:: Work to do ::
Search the records for "Announced" and copy each line that holds it.

* begin *

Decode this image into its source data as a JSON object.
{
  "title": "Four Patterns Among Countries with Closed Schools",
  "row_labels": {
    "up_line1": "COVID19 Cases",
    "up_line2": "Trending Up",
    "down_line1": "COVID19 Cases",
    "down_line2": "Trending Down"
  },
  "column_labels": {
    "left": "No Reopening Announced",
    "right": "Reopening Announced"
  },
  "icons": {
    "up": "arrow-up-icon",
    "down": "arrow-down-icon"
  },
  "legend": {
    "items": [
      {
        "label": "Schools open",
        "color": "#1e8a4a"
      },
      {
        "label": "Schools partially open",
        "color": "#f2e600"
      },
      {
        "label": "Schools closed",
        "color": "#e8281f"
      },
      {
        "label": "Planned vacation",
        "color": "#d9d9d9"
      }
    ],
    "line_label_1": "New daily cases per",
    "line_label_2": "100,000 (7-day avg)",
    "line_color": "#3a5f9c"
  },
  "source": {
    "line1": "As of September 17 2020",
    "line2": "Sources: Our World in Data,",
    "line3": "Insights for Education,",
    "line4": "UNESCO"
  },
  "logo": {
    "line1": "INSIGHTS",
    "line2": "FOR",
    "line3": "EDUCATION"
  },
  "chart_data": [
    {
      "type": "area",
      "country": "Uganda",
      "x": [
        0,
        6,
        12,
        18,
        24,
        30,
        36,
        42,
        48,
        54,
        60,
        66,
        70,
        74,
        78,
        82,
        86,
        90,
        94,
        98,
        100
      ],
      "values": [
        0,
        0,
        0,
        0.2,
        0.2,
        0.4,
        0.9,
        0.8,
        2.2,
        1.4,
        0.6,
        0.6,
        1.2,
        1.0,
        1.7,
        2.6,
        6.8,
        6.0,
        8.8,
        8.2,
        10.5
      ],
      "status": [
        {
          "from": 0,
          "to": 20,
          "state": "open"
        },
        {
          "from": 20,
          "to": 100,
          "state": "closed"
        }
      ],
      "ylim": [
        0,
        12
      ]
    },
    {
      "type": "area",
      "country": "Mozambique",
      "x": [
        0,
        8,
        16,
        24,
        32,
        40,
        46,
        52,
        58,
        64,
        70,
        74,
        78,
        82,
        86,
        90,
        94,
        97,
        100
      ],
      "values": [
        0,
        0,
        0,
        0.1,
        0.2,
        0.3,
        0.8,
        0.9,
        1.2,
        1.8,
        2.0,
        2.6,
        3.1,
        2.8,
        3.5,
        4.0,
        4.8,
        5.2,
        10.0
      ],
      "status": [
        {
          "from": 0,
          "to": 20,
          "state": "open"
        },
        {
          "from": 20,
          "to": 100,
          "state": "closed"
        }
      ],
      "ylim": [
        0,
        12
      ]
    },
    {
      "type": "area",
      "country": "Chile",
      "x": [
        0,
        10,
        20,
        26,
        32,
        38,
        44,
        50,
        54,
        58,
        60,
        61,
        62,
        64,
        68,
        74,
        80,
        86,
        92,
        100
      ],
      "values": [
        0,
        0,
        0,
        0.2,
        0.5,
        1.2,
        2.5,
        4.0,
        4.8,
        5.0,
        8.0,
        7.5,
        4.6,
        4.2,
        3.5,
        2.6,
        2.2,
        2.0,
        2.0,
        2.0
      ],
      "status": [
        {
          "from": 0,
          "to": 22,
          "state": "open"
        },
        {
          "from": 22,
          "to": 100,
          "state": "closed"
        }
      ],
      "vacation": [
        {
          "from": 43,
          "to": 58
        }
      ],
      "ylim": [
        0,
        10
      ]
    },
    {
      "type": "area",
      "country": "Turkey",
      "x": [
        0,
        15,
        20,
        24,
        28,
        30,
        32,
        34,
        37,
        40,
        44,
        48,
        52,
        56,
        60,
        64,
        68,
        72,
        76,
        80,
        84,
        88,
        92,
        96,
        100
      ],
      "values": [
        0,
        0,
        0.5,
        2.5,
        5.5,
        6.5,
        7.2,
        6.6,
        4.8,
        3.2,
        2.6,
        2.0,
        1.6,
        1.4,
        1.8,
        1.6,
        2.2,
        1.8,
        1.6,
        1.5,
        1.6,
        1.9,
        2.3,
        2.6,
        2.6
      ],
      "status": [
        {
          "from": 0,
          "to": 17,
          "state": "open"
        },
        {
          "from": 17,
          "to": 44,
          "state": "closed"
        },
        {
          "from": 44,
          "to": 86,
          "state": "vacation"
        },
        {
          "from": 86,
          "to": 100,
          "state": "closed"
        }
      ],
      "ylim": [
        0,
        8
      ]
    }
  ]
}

* end *

:: Solution ::
    "left": "No Reopening Announced",
    "right": "Reopening Announced"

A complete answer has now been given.